> _INSTRUCTIONS FOR THE TASK_:
Scan the entries for the word "durch" and return every line that has it.

[Source data]
Content starts
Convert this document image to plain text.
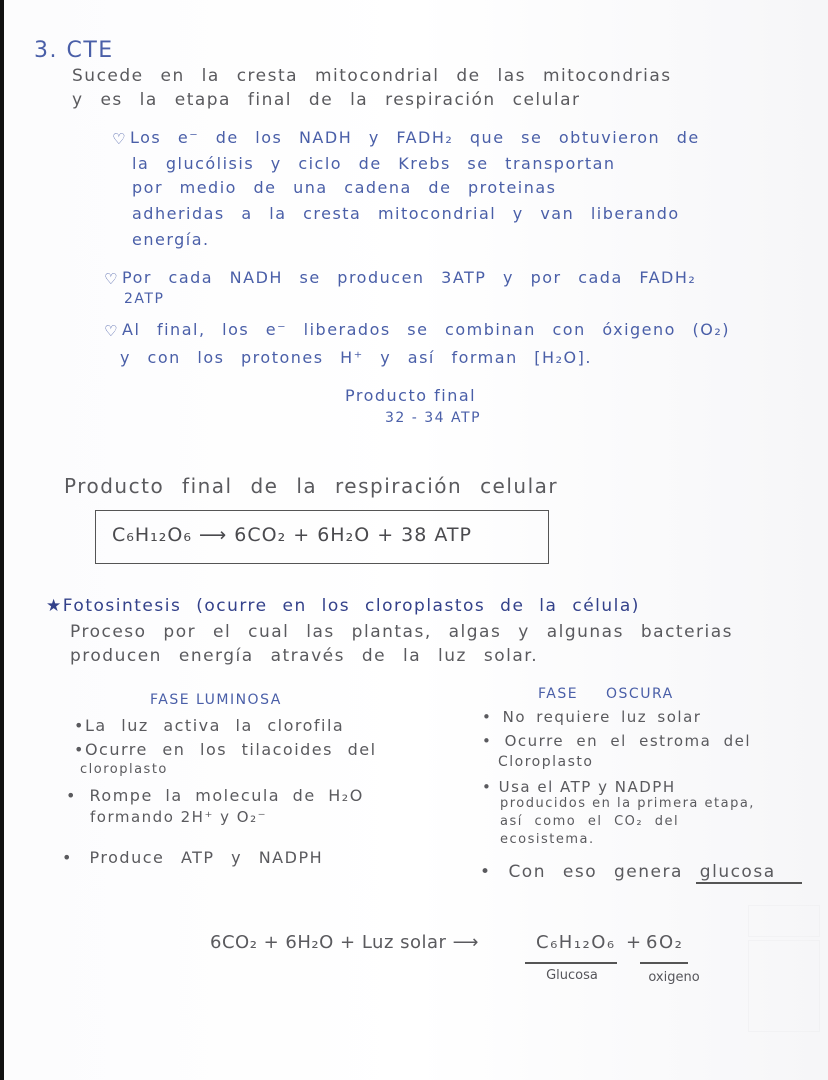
3. CTE
Sucede en la cresta mitocondrial de las mitocondrias
y es la etapa final de la respiración celular
♡ Los e⁻ de los NADH y FADH₂ que se obtuvieron de
la glucólisis y ciclo de Krebs se transportan
por medio de una cadena de proteinas
adheridas a la cresta mitocondrial y van liberando
energía.
♡ Por cada NADH se producen 3ATP y por cada FADH₂
2ATP
♡ Al final, los e⁻ liberados se combinan con óxigeno (O₂)
y con los protones H⁺ y así forman [H₂O].
Producto final
32 - 34 ATP
Producto final de la respiración celular
C₆H₁₂O₆ ⟶ 6CO₂ + 6H₂O + 38 ATP
★Fotosintesis (ocurre en los cloroplastos de la célula)
Proceso por el cual las plantas, algas y algunas bacterias
producen energía através de la luz solar.
FASE LUMINOSA
•La luz activa la clorofila
•Ocurre en los tilacoides del
cloroplasto
• Rompe la molecula de H₂O
formando 2H⁺ y O₂⁻
• Produce ATP y NADPH
FASE OSCURA
• No requiere luz solar
• Ocurre en el estroma del
Cloroplasto
• Usa el ATP y NADPH
producidos en la primera etapa,
así como el CO₂ del
ecosistema.
• Con eso genera glucosa
6CO₂ + 6H₂O + Luz solar ⟶	C₆H₁₂O₆ + 6O₂
Glucosa	oxigeno
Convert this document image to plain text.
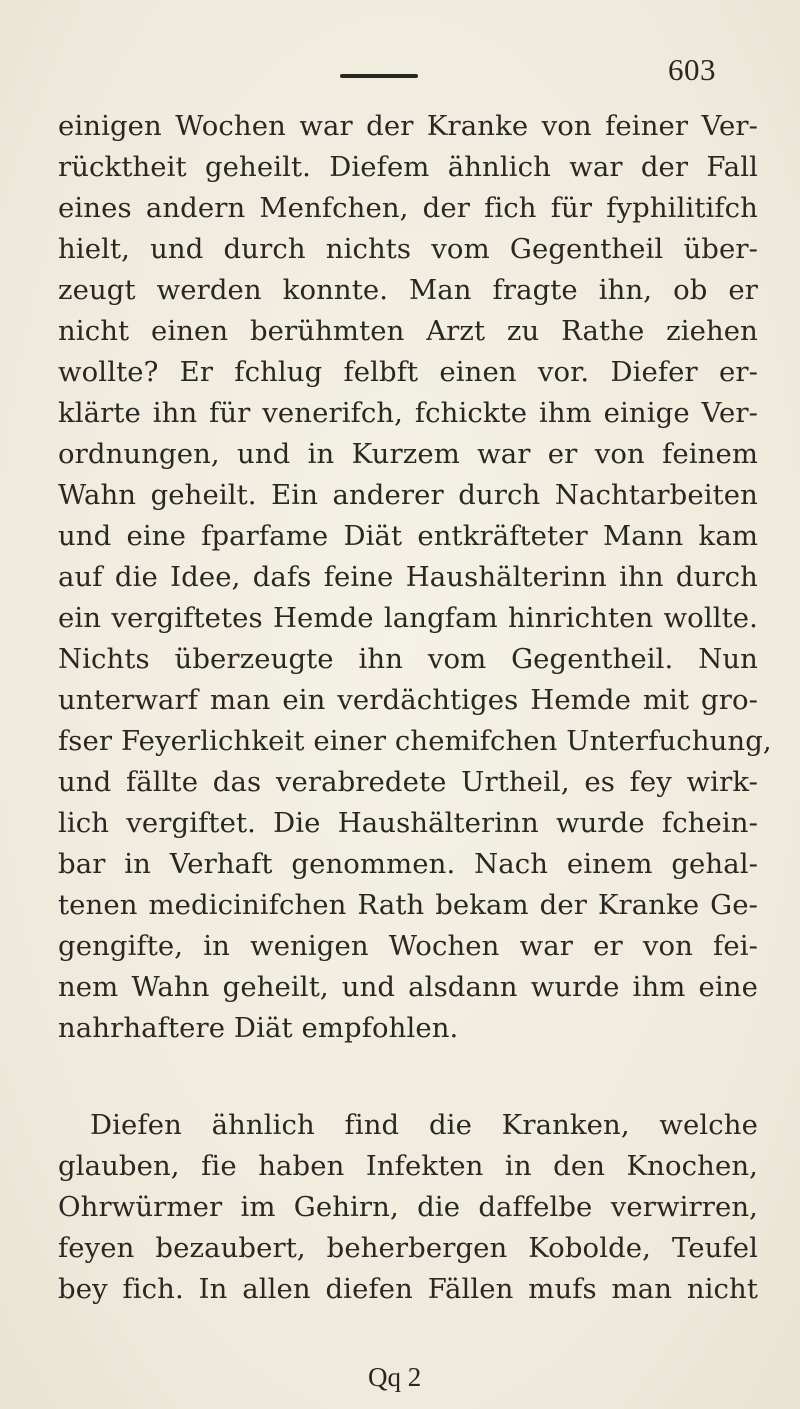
603
einigen Wochen war der Kranke von feiner Ver-
rücktheit geheilt. Diefem ähnlich war der Fall
eines andern Menfchen, der fich für fyphilitifch
hielt, und durch nichts vom Gegentheil über-
zeugt werden konnte. Man fragte ihn, ob er
nicht einen berühmten Arzt zu Rathe ziehen
wollte? Er fchlug felbft einen vor. Diefer er-
klärte ihn für venerifch, fchickte ihm einige Ver-
ordnungen, und in Kurzem war er von feinem
Wahn geheilt. Ein anderer durch Nachtarbeiten
und eine fparfame Diät entkräfteter Mann kam
auf die Idee, dafs feine Haushälterinn ihn durch
ein vergiftetes Hemde langfam hinrichten wollte.
Nichts überzeugte ihn vom Gegentheil. Nun
unterwarf man ein verdächtiges Hemde mit gro-
fser Feyerlichkeit einer chemifchen Unterfuchung,
und fällte das verabredete Urtheil, es fey wirk-
lich vergiftet. Die Haushälterinn wurde fchein-
bar in Verhaft genommen. Nach einem gehal-
tenen medicinifchen Rath bekam der Kranke Ge-
gengifte, in wenigen Wochen war er von fei-
nem Wahn geheilt, und alsdann wurde ihm eine
nahrhaftere Diät empfohlen.
Diefen ähnlich find die Kranken, welche
glauben, fie haben Infekten in den Knochen,
Ohrwürmer im Gehirn, die daffelbe verwirren,
feyen bezaubert, beherbergen Kobolde, Teufel
bey fich. In allen diefen Fällen mufs man nicht
Qq 2
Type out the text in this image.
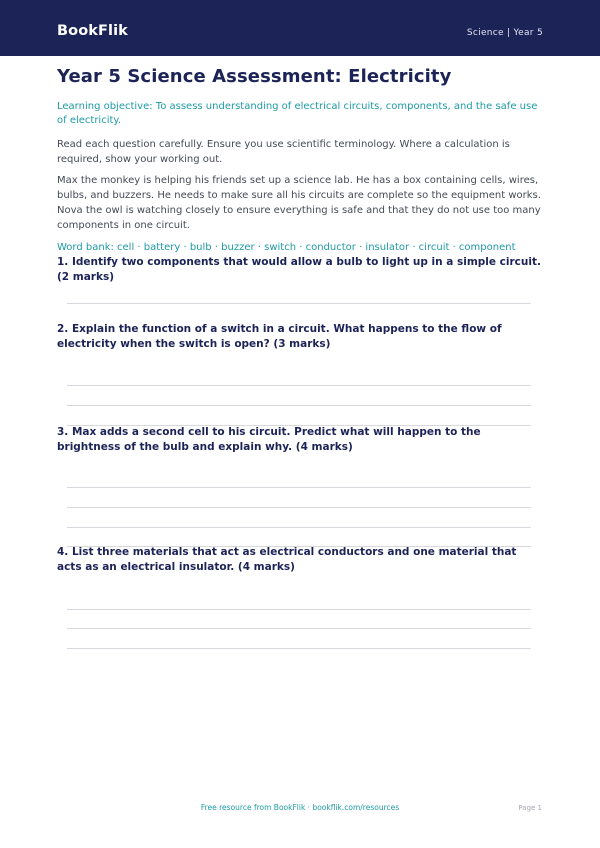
BookFlik	Science | Year 5
Year 5 Science Assessment: Electricity

Learning objective: To assess understanding of electrical circuits, components, and the safe use of electricity.

Read each question carefully. Ensure you use scientific terminology. Where a calculation is required, show your working out.

Max the monkey is helping his friends set up a science lab. He has a box containing cells, wires, bulbs, and buzzers. He needs to make sure all his circuits are complete so the equipment works. Nova the owl is watching closely to ensure everything is safe and that they do not use too many components in one circuit.

Word bank: cell · battery · bulb · buzzer · switch · conductor · insulator · circuit · component

1. Identify two components that would allow a bulb to light up in a simple circuit. (2 marks)
2. Explain the function of a switch in a circuit. What happens to the flow of electricity when the switch is open? (3 marks)
3. Max adds a second cell to his circuit. Predict what will happen to the brightness of the bulb and explain why. (4 marks)
4. List three materials that act as electrical conductors and one material that acts as an electrical insulator. (4 marks)
Free resource from BookFlik · bookflik.com/resources	Page 1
Content ends
> _SOLUTION TO THIS TASK_:
hielt, und durch nichts vom Gegentheil über-
Wahn geheilt. Ein anderer durch Nachtarbeiten
auf die Idee, dafs feine Haushälterinn ihn durch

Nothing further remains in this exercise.